▶ **What is expected**: Within the listing below, locate all lines containing the word "Argentina". Copy each one.

▶ **Given data**:
***

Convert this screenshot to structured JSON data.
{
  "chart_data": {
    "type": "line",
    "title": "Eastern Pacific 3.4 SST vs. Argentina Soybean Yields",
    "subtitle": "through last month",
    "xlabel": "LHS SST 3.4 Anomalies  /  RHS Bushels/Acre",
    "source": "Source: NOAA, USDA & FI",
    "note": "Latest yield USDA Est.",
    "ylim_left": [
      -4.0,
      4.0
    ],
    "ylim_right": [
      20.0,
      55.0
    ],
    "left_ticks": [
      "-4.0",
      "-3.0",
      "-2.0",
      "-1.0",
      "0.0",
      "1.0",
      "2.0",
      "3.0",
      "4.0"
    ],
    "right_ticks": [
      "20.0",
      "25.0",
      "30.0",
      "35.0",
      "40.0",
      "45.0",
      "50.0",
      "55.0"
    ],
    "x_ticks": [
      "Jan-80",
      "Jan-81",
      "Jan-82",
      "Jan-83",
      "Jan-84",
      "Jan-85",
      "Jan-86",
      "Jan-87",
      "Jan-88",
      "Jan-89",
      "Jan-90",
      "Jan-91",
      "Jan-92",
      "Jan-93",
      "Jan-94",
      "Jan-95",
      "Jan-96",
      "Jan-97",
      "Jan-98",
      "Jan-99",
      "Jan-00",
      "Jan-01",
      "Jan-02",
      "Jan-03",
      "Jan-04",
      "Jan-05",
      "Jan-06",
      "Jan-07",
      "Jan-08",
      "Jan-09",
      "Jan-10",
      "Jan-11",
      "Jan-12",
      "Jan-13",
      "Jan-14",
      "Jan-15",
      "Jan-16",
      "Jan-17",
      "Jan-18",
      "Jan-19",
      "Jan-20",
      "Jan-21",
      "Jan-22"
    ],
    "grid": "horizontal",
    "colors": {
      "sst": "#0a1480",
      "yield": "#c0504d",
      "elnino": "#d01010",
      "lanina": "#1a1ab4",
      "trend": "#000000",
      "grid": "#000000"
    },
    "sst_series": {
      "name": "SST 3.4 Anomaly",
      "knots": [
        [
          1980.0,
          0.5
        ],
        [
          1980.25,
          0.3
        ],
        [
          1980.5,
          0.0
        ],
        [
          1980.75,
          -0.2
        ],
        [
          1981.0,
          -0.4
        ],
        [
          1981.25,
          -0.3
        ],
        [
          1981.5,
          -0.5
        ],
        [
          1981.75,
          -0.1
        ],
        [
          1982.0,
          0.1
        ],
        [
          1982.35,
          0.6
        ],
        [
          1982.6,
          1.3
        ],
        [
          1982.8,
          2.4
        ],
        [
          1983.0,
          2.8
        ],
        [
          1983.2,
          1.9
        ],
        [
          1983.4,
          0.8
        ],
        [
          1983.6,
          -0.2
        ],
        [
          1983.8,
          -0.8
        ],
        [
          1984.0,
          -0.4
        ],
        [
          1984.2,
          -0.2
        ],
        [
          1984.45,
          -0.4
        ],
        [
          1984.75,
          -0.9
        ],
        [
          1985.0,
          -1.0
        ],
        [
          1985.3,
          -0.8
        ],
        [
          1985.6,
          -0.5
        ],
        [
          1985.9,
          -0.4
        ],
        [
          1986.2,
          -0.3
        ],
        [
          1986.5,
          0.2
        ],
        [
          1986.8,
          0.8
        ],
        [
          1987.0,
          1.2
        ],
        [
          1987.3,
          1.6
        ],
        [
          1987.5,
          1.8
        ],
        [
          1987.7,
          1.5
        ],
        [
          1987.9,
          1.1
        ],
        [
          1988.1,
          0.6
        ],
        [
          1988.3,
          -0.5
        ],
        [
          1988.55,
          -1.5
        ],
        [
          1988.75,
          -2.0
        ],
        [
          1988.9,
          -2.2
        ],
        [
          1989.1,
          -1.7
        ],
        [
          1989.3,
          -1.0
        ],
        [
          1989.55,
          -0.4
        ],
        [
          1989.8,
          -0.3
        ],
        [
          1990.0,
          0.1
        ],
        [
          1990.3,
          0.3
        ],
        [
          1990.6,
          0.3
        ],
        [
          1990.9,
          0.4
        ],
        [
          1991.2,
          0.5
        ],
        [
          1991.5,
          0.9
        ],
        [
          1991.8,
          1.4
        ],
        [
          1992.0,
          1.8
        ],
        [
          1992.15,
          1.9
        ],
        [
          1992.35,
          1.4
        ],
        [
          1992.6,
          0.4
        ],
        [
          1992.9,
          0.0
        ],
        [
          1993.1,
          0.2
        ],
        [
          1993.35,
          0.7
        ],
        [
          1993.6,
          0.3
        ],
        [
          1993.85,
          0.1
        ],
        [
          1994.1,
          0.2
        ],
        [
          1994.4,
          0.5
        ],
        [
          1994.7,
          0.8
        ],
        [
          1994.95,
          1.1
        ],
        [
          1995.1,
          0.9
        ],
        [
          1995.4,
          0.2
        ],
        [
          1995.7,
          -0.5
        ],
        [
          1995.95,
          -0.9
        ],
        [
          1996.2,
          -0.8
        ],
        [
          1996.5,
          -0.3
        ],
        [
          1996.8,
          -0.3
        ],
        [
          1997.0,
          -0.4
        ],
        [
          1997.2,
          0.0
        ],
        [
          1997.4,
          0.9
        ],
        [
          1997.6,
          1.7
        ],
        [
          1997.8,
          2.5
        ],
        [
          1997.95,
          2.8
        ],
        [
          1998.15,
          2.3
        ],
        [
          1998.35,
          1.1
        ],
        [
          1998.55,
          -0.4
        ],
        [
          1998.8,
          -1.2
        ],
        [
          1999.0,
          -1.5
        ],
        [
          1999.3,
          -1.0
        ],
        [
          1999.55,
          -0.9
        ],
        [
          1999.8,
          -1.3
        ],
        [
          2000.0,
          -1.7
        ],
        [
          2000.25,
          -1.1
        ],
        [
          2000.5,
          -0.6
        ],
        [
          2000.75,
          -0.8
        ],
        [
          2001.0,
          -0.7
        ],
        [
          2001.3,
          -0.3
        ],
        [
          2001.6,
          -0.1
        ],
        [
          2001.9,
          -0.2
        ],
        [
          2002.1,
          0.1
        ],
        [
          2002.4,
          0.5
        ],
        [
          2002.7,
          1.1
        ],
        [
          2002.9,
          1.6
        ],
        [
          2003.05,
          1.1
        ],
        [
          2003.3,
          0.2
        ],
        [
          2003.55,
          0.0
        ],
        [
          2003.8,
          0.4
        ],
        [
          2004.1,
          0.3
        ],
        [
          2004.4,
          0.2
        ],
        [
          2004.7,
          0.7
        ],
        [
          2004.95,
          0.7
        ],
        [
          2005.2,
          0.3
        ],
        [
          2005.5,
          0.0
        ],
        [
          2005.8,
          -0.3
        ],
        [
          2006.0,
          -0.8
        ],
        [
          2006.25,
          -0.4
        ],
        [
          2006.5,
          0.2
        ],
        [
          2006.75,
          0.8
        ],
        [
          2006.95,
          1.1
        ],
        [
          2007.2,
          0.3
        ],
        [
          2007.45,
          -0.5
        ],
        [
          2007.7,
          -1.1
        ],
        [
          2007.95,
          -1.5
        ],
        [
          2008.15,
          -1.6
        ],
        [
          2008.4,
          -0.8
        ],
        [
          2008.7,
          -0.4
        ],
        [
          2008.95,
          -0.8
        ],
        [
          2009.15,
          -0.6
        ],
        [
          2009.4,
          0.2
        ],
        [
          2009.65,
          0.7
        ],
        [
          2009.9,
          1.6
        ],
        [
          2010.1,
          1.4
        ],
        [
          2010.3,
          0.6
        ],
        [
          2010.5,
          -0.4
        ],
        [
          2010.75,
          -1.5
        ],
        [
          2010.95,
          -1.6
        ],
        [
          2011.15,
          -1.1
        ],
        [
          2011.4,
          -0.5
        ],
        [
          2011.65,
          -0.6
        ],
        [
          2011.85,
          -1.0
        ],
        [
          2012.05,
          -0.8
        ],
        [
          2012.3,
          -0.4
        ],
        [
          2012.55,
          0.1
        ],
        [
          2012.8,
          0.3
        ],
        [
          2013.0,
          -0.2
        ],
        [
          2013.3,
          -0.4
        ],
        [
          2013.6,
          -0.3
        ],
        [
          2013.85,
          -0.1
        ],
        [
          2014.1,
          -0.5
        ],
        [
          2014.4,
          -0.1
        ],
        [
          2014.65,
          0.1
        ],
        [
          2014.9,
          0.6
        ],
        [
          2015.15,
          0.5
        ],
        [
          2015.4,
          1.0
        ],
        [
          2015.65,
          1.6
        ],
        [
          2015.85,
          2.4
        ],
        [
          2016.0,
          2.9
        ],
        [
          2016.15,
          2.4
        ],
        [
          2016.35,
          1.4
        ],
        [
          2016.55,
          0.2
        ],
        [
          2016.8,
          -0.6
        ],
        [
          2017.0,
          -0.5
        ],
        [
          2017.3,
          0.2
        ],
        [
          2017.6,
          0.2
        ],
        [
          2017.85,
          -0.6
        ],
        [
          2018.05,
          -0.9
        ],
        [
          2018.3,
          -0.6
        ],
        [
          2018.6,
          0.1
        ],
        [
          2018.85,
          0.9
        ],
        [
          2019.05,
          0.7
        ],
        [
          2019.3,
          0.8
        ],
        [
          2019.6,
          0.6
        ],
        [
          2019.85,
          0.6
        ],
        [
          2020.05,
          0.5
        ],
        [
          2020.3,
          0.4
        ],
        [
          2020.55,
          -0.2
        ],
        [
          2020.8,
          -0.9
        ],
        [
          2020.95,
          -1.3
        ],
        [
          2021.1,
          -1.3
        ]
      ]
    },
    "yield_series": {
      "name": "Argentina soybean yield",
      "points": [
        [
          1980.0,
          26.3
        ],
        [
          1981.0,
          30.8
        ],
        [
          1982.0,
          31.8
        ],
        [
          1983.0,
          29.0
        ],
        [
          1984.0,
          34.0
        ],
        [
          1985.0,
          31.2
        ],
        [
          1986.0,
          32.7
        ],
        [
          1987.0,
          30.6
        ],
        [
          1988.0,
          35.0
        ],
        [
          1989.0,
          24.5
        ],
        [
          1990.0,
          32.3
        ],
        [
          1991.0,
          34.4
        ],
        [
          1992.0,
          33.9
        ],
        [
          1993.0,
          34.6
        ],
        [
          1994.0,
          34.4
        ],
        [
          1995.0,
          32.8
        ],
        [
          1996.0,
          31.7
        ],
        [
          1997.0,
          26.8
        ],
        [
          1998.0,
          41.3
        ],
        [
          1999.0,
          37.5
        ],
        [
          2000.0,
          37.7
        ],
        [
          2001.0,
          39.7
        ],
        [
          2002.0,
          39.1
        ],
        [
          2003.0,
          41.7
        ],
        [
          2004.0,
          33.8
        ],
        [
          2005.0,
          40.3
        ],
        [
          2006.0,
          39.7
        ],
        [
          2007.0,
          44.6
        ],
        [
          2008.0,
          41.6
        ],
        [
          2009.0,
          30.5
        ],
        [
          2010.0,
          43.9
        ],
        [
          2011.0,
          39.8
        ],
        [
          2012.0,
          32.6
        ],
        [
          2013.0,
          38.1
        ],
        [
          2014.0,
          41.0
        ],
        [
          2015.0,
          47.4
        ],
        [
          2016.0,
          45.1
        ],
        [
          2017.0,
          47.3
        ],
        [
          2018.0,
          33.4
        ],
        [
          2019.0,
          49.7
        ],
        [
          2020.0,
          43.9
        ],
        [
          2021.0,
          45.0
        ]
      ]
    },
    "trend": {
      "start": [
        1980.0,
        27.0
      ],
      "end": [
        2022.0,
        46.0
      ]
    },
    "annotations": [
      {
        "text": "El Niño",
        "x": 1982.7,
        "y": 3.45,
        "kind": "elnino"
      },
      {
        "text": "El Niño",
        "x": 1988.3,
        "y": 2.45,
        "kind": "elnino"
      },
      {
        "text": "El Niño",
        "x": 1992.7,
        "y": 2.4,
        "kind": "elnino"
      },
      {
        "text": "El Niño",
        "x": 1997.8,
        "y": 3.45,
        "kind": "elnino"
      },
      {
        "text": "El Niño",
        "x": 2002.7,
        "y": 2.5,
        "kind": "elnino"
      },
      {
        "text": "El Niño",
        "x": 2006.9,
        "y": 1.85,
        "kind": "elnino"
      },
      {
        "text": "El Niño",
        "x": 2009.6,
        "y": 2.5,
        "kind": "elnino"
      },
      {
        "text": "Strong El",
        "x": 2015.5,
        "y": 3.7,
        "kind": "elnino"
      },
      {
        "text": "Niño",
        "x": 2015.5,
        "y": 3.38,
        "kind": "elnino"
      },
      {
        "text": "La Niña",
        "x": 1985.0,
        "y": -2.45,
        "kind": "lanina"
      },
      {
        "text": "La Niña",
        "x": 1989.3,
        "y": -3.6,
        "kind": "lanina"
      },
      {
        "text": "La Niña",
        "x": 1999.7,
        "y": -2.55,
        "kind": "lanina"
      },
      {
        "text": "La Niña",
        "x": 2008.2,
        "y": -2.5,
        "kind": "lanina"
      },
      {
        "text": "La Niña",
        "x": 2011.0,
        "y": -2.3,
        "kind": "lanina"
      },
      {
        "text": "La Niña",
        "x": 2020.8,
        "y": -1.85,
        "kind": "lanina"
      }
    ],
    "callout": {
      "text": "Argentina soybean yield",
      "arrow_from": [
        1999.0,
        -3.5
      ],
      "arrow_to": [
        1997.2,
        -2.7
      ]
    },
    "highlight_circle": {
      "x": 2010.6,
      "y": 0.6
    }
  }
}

***

▶ **Task response**:
    "title": "Eastern Pacific 3.4 SST vs. Argentina Soybean Yields",
      "name": "Argentina soybean yield",
      "text": "Argentina soybean yield",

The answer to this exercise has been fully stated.